TASK TO COMPLETE
A faithful transcript of every entry is required; pictures do not belong in it.

RECORDS FOR PROCESSING
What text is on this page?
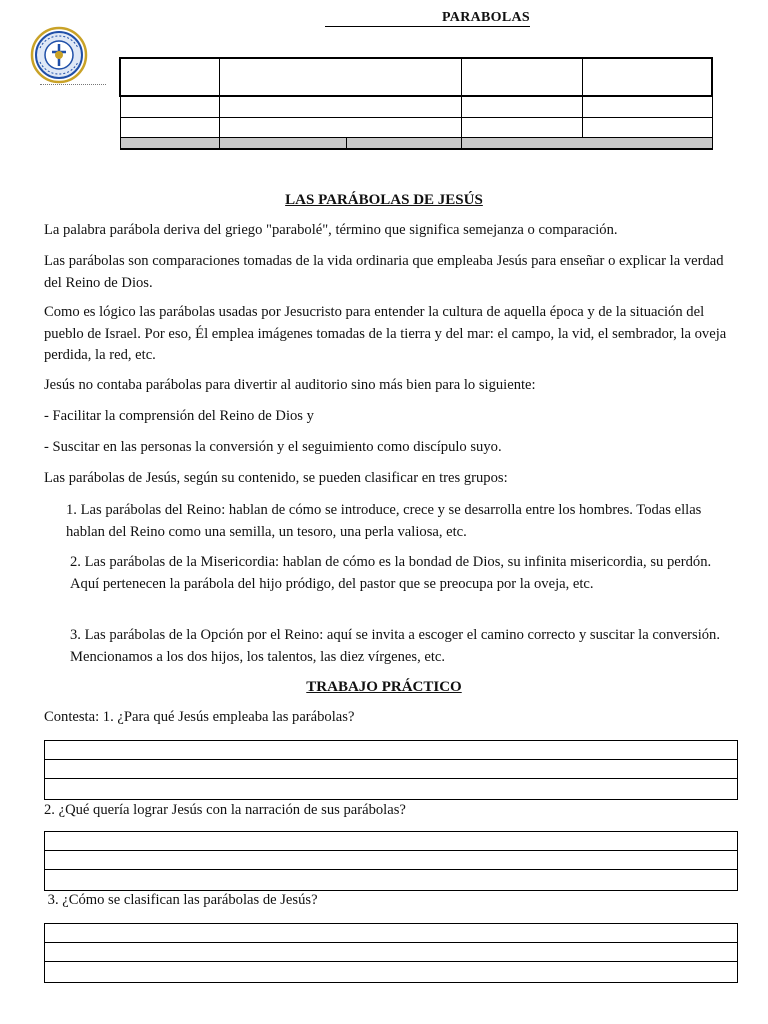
PARABOLAS

LAS PARÁBOLAS DE JESÚS

La palabra parábola deriva del griego "parabolé", término que significa semejanza o comparación.

Las parábolas son comparaciones tomadas de la vida ordinaria que empleaba Jesús para enseñar o explicar la verdad del Reino de Dios.

Como es lógico las parábolas usadas por Jesucristo para entender la cultura de aquella época y de la situación del pueblo de Israel. Por eso, Él emplea imágenes tomadas de la tierra y del mar: el campo, la vid, el sembrador, la oveja perdida, la red, etc.

Jesús no contaba parábolas para divertir al auditorio sino más bien para lo siguiente:

- Facilitar la comprensión del Reino de Dios y

- Suscitar en las personas la conversión y el seguimiento como discípulo suyo.

Las parábolas de Jesús, según su contenido, se pueden clasificar en tres grupos:

1. Las parábolas del Reino: hablan de cómo se introduce, crece y se desarrolla entre los hombres. Todas ellas hablan del Reino como una semilla, un tesoro, una perla valiosa, etc.

2. Las parábolas de la Misericordia: hablan de cómo es la bondad de Dios, su infinita misericordia, su perdón. Aquí pertenecen la parábola del hijo pródigo, del pastor que se preocupa por la oveja, etc.

3. Las parábolas de la Opción por el Reino: aquí se invita a escoger el camino correcto y suscitar la conversión. Mencionamos a los dos hijos, los talentos, las diez vírgenes, etc.

TRABAJO PRÁCTICO

Contesta: 1. ¿Para qué Jesús empleaba las parábolas?

2. ¿Qué quería lograr Jesús con la narración de sus parábolas?

3. ¿Cómo se clasifican las parábolas de Jesús?
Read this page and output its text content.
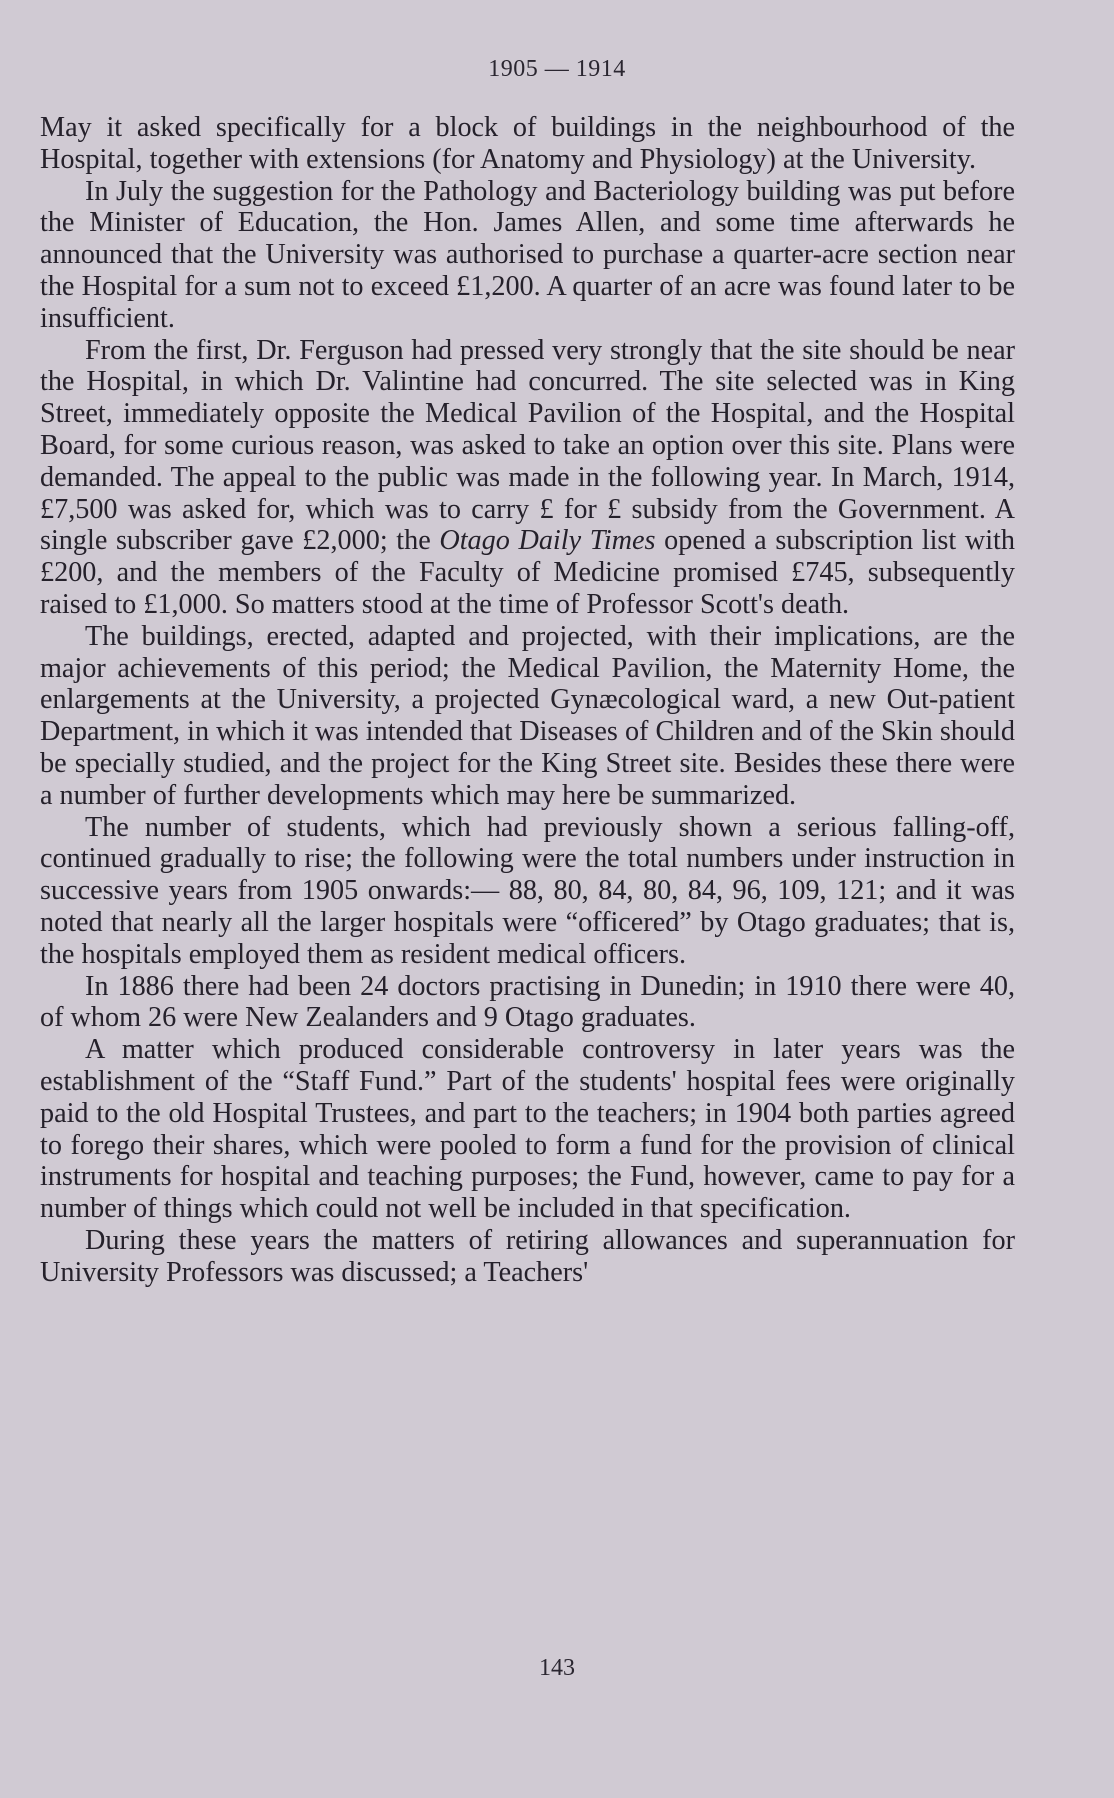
1905 — 1914

May it asked specifically for a block of buildings in the neighbourhood of the Hospital, together with extensions (for Anatomy and Physiology) at the University.

In July the suggestion for the Pathology and Bacteriology building was put before the Minister of Education, the Hon. James Allen, and some time afterwards he announced that the University was authorised to purchase a quarter-acre section near the Hospital for a sum not to exceed £1,200. A quarter of an acre was found later to be insufficient.

From the first, Dr. Ferguson had pressed very strongly that the site should be near the Hospital, in which Dr. Valintine had concurred. The site selected was in King Street, immediately opposite the Medical Pavilion of the Hospital, and the Hospital Board, for some curious reason, was asked to take an option over this site. Plans were demanded. The appeal to the public was made in the following year. In March, 1914, £7,500 was asked for, which was to carry £ for £ subsidy from the Government. A single subscriber gave £2,000; the Otago Daily Times opened a subscription list with £200, and the members of the Faculty of Medicine promised £745, subsequently raised to £1,000. So matters stood at the time of Professor Scott's death.

The buildings, erected, adapted and projected, with their implications, are the major achievements of this period; the Medical Pavilion, the Maternity Home, the enlargements at the University, a projected Gynæcological ward, a new Out-patient Department, in which it was intended that Diseases of Children and of the Skin should be specially studied, and the project for the King Street site. Besides these there were a number of further developments which may here be summarized.

The number of students, which had previously shown a serious falling-off, continued gradually to rise; the following were the total numbers under instruction in successive years from 1905 onwards:— 88, 80, 84, 80, 84, 96, 109, 121; and it was noted that nearly all the larger hospitals were “officered” by Otago graduates; that is, the hospitals employed them as resident medical officers.

In 1886 there had been 24 doctors practising in Dunedin; in 1910 there were 40, of whom 26 were New Zealanders and 9 Otago graduates.

A matter which produced considerable controversy in later years was the establishment of the “Staff Fund.” Part of the students' hospital fees were originally paid to the old Hospital Trustees, and part to the teachers; in 1904 both parties agreed to forego their shares, which were pooled to form a fund for the provision of clinical instruments for hospital and teaching purposes; the Fund, however, came to pay for a number of things which could not well be included in that specification.

During these years the matters of retiring allowances and superannuation for University Professors was discussed; a Teachers'

143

SOLVED EXERCISE
What text is on this page?
PARABOLAS

LAS PARÁBOLAS DE JESÚS

La palabra parábola deriva del griego "parabolé", término que significa semejanza o comparación.

Las parábolas son comparaciones tomadas de la vida ordinaria que empleaba Jesús para enseñar o explicar la verdad del Reino de Dios.

Como es lógico las parábolas usadas por Jesucristo para entender la cultura de aquella época y de la situación del pueblo de Israel. Por eso, Él emplea imágenes tomadas de la tierra y del mar: el campo, la vid, el sembrador, la oveja perdida, la red, etc.

Jesús no contaba parábolas para divertir al auditorio sino más bien para lo siguiente:

- Facilitar la comprensión del Reino de Dios y

- Suscitar en las personas la conversión y el seguimiento como discípulo suyo.

Las parábolas de Jesús, según su contenido, se pueden clasificar en tres grupos:

1. Las parábolas del Reino: hablan de cómo se introduce, crece y se desarrolla entre los hombres. Todas ellas hablan del Reino como una semilla, un tesoro, una perla valiosa, etc.

2. Las parábolas de la Misericordia: hablan de cómo es la bondad de Dios, su infinita misericordia, su perdón. Aquí pertenecen la parábola del hijo pródigo, del pastor que se preocupa por la oveja, etc.

3. Las parábolas de la Opción por el Reino: aquí se invita a escoger el camino correcto y suscitar la conversión. Mencionamos a los dos hijos, los talentos, las diez vírgenes, etc.

TRABAJO PRÁCTICO

Contesta: 1. ¿Para qué Jesús empleaba las parábolas?

2. ¿Qué quería lograr Jesús con la narración de sus parábolas?

3. ¿Cómo se clasifican las parábolas de Jesús?
Read this page and output its text content.
1905 — 1914

May it asked specifically for a block of buildings in the neighbourhood of the Hospital, together with extensions (for Anatomy and Physiology) at the University.

In July the suggestion for the Pathology and Bacteriology building was put before the Minister of Education, the Hon. James Allen, and some time afterwards he announced that the University was authorised to purchase a quarter-acre section near the Hospital for a sum not to exceed £1,200. A quarter of an acre was found later to be insufficient.

From the first, Dr. Ferguson had pressed very strongly that the site should be near the Hospital, in which Dr. Valintine had concurred. The site selected was in King Street, immediately opposite the Medical Pavilion of the Hospital, and the Hospital Board, for some curious reason, was asked to take an option over this site. Plans were demanded. The appeal to the public was made in the following year. In March, 1914, £7,500 was asked for, which was to carry £ for £ subsidy from the Government. A single subscriber gave £2,000; the Otago Daily Times opened a subscription list with £200, and the members of the Faculty of Medicine promised £745, subsequently raised to £1,000. So matters stood at the time of Professor Scott's death.

The buildings, erected, adapted and projected, with their implications, are the major achievements of this period; the Medical Pavilion, the Maternity Home, the enlargements at the University, a projected Gynæcological ward, a new Out-patient Department, in which it was intended that Diseases of Children and of the Skin should be specially studied, and the project for the King Street site. Besides these there were a number of further developments which may here be summarized.

The number of students, which had previously shown a serious falling-off, continued gradually to rise; the following were the total numbers under instruction in successive years from 1905 onwards:— 88, 80, 84, 80, 84, 96, 109, 121; and it was noted that nearly all the larger hospitals were “officered” by Otago graduates; that is, the hospitals employed them as resident medical officers.

In 1886 there had been 24 doctors practising in Dunedin; in 1910 there were 40, of whom 26 were New Zealanders and 9 Otago graduates.

A matter which produced considerable controversy in later years was the establishment of the “Staff Fund.” Part of the students' hospital fees were originally paid to the old Hospital Trustees, and part to the teachers; in 1904 both parties agreed to forego their shares, which were pooled to form a fund for the provision of clinical instruments for hospital and teaching purposes; the Fund, however, came to pay for a number of things which could not well be included in that specification.

During these years the matters of retiring allowances and superannuation for University Professors was discussed; a Teachers'

143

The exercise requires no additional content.